- **Requirement**
Which lines hold the word "Settings"? Copy each of them from the material.

- **Available records**
··········
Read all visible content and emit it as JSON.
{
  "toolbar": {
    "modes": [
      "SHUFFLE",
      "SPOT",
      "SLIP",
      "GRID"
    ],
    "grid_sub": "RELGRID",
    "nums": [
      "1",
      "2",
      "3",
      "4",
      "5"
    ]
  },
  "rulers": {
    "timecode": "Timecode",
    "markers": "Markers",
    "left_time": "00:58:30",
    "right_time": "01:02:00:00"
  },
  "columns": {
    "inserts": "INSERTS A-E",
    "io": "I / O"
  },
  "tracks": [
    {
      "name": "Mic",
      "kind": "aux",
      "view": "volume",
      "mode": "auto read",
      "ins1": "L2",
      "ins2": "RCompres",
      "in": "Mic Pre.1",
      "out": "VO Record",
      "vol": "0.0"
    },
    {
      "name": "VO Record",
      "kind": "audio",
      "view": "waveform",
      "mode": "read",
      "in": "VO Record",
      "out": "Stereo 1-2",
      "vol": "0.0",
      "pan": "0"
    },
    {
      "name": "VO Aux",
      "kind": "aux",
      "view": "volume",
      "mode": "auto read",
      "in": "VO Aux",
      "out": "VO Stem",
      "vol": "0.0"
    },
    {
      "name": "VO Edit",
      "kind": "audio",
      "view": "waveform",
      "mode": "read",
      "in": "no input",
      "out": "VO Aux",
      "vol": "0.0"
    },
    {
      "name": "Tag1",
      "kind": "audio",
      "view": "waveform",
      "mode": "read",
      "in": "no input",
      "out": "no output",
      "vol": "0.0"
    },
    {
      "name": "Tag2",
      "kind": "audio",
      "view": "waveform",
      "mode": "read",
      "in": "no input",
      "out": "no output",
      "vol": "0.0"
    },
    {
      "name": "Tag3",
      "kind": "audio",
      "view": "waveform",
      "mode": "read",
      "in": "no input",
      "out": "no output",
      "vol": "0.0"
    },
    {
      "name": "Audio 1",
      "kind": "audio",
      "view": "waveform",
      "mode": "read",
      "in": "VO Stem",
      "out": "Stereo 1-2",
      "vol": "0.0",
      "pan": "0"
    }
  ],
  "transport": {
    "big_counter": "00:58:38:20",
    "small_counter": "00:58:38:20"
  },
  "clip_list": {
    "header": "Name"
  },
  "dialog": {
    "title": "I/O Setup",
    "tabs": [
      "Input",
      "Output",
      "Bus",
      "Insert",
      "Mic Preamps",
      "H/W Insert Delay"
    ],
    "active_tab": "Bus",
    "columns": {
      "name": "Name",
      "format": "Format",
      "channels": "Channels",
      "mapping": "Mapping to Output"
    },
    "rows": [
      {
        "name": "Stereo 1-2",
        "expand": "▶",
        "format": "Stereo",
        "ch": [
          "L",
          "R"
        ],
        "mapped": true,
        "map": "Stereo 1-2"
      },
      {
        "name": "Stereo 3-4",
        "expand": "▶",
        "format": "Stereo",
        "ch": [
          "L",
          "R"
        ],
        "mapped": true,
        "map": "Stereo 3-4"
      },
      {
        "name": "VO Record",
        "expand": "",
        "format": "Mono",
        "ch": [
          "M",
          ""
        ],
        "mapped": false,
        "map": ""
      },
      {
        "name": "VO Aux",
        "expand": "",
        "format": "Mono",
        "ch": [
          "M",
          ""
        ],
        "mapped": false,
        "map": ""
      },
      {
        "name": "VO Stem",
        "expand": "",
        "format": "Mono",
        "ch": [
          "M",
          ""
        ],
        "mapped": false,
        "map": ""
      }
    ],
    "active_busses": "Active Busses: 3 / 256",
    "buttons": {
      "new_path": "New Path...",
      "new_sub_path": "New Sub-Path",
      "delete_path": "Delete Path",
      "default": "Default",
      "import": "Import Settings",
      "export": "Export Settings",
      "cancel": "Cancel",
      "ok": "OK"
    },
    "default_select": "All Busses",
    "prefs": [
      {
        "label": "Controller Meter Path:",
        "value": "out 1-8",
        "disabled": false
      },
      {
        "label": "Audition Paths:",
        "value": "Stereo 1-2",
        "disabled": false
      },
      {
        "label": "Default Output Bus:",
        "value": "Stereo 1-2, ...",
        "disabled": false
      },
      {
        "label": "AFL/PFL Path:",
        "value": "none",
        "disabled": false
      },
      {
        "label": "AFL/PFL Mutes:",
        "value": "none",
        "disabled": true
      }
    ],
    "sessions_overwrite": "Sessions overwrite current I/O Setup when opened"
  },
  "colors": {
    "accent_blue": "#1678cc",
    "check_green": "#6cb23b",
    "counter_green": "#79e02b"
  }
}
··········
- **Finished exercise**
      "import": "Import Settings",
      "export": "Export Settings",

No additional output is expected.